WHAT IS ASKED:
How many lines of the entries below include the word "icon"? Answer with the number alone.

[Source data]
— START —

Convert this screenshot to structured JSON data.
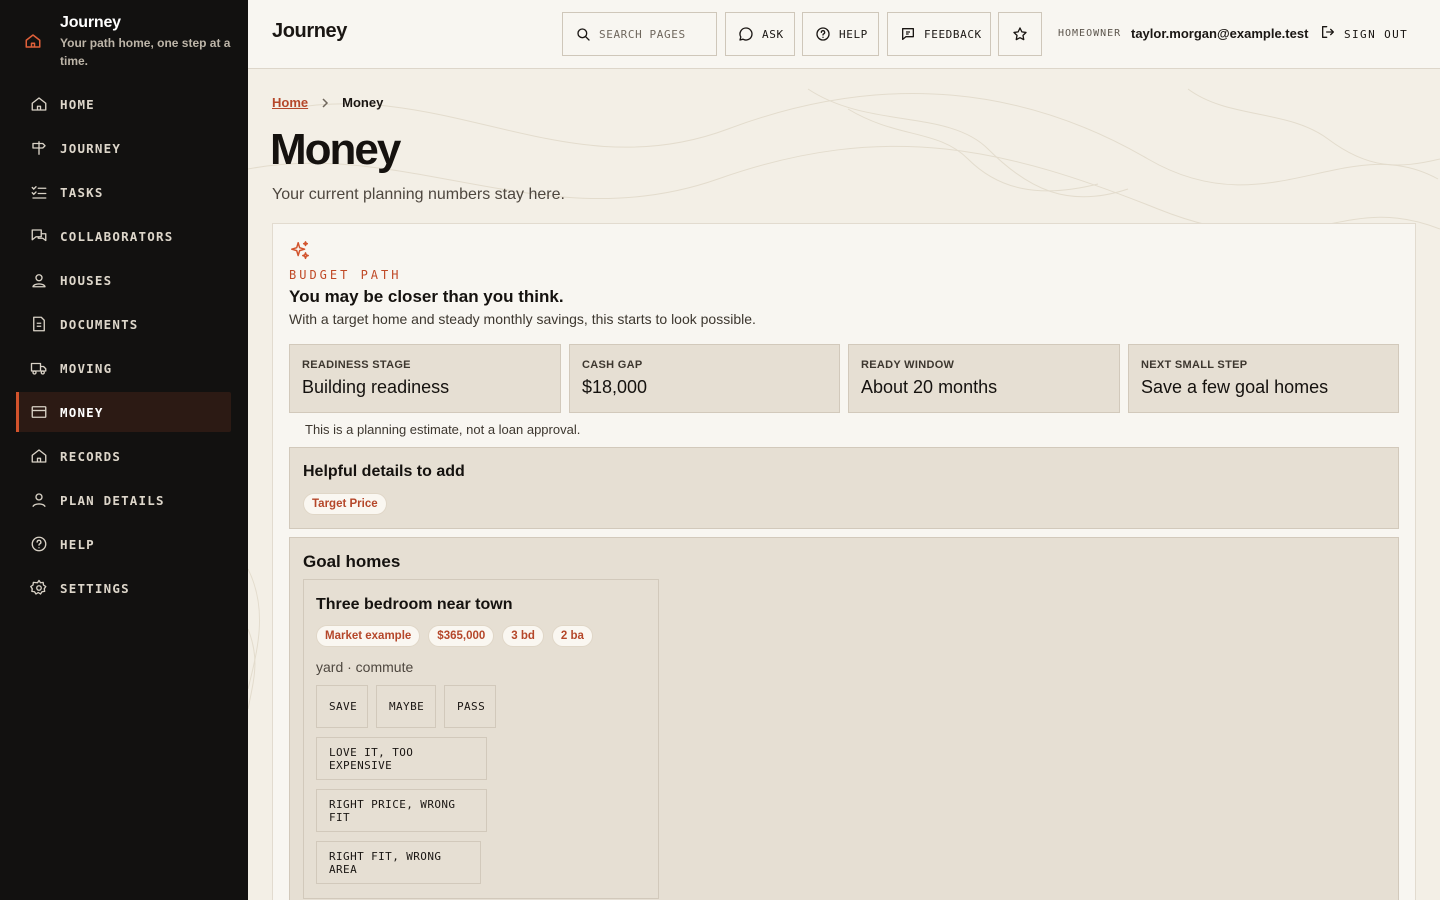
{
  "brand": {
    "title": "Journey",
    "subtitle": "Your path home, one step at a time."
  },
  "sidebar": {
    "items": [
      {
        "label": "HOME",
        "icon": "home-icon"
      },
      {
        "label": "JOURNEY",
        "icon": "signpost-icon"
      },
      {
        "label": "TASKS",
        "icon": "checklist-icon"
      },
      {
        "label": "COLLABORATORS",
        "icon": "chat-icon"
      },
      {
        "label": "HOUSES",
        "icon": "user-house-icon"
      },
      {
        "label": "DOCUMENTS",
        "icon": "document-icon"
      },
      {
        "label": "MOVING",
        "icon": "truck-icon"
      },
      {
        "label": "MONEY",
        "icon": "card-icon",
        "active": true
      },
      {
        "label": "RECORDS",
        "icon": "house-icon"
      },
      {
        "label": "PLAN DETAILS",
        "icon": "person-icon"
      },
      {
        "label": "HELP",
        "icon": "help-icon"
      },
      {
        "label": "SETTINGS",
        "icon": "gear-icon"
      }
    ]
  },
  "topbar": {
    "title": "Journey",
    "search_placeholder": "SEARCH PAGES",
    "ask": "ASK",
    "help": "HELP",
    "feedback": "FEEDBACK",
    "role": "HOMEOWNER",
    "email": "taylor.morgan@example.test",
    "signout": "SIGN OUT"
  },
  "breadcrumb": {
    "home": "Home",
    "current": "Money"
  },
  "page": {
    "title": "Money",
    "subtitle": "Your current planning numbers stay here."
  },
  "budget": {
    "eyebrow": "BUDGET PATH",
    "headline": "You may be closer than you think.",
    "lead": "With a target home and steady monthly savings, this starts to look possible.",
    "stats": [
      {
        "label": "READINESS STAGE",
        "value": "Building readiness"
      },
      {
        "label": "CASH GAP",
        "value": "$18,000"
      },
      {
        "label": "READY WINDOW",
        "value": "About 20 months"
      },
      {
        "label": "NEXT SMALL STEP",
        "value": "Save a few goal homes"
      }
    ],
    "disclaimer": "This is a planning estimate, not a loan approval."
  },
  "details": {
    "title": "Helpful details to add",
    "chip": "Target Price"
  },
  "goals": {
    "title": "Goal homes",
    "home": {
      "name": "Three bedroom near town",
      "tags": [
        "Market example",
        "$365,000",
        "3 bd",
        "2 ba"
      ],
      "features": "yard · commute",
      "actions": {
        "save": "SAVE",
        "maybe": "MAYBE",
        "pass": "PASS",
        "love": "LOVE IT, TOO EXPENSIVE",
        "price": "RIGHT PRICE, WRONG FIT",
        "area": "RIGHT FIT, WRONG AREA"
      }
    }
  },
  "colors": {
    "accent": "#d2532c",
    "sidebar_bg": "#121110",
    "page_bg": "#f3efe6",
    "card_bg": "#e6dfd3"
  }
}
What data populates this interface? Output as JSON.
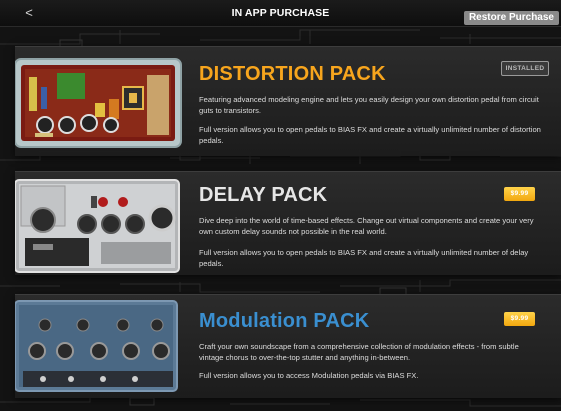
{
  "header": {
    "back_label": "<",
    "title": "IN APP PURCHASE",
    "restore_label": "Restore Purchase"
  },
  "packs": [
    {
      "title": "DISTORTION PACK",
      "title_color": "#f7a51d",
      "button_label": "INSTALLED",
      "button_state": "installed",
      "desc1": "Featuring advanced modeling engine and lets you easily design your own distortion pedal from circuit guts to transistors.",
      "desc2": "Full version allows you to open pedals to BIAS FX and create a virtually unlimited number of distortion pedals."
    },
    {
      "title": "DELAY PACK",
      "title_color": "#e6e6e6",
      "button_label": "$9.99",
      "button_state": "price",
      "desc1": "Dive deep into the world of time-based effects. Change out virtual components and create your very own custom delay sounds not possible in the real world.",
      "desc2": "Full version allows you to open pedals to BIAS FX and create a virtually unlimited number of delay pedals."
    },
    {
      "title": "Modulation PACK",
      "title_color": "#3a8fd0",
      "button_label": "$9.99",
      "button_state": "price",
      "desc1": "Craft your own soundscape from a comprehensive collection of modulation effects - from subtle vintage chorus to over-the-top stutter and anything in-between.",
      "desc2": "Full version allows you to access Modulation pedals via BIAS FX."
    }
  ]
}
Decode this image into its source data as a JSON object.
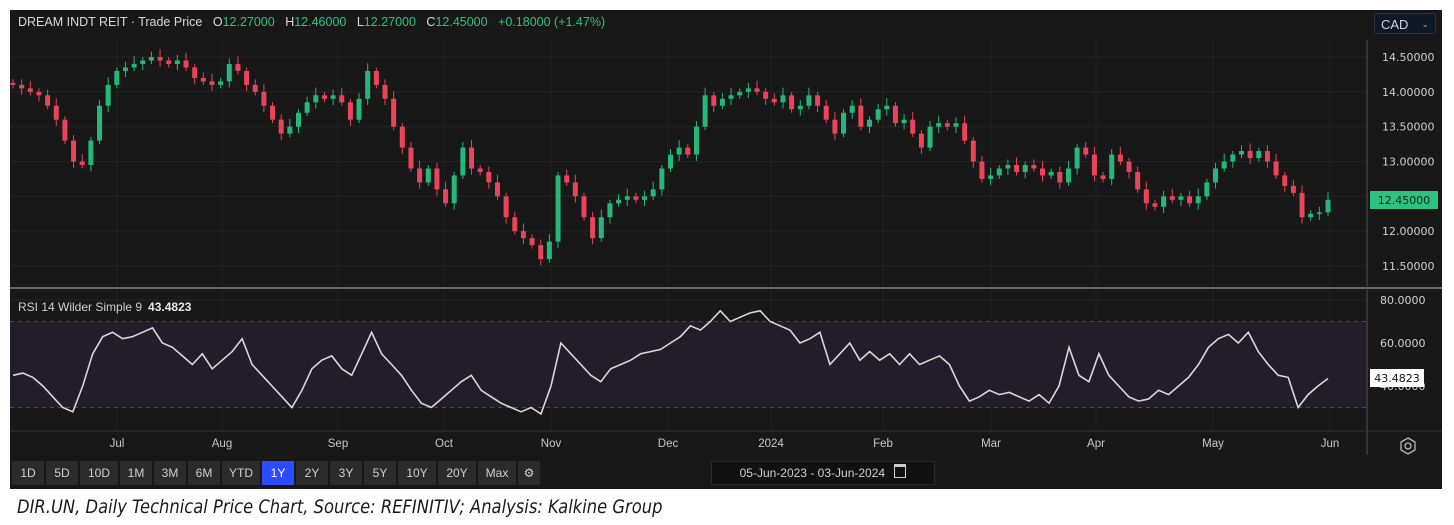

— END —

EXERCISE OUTPUT:
12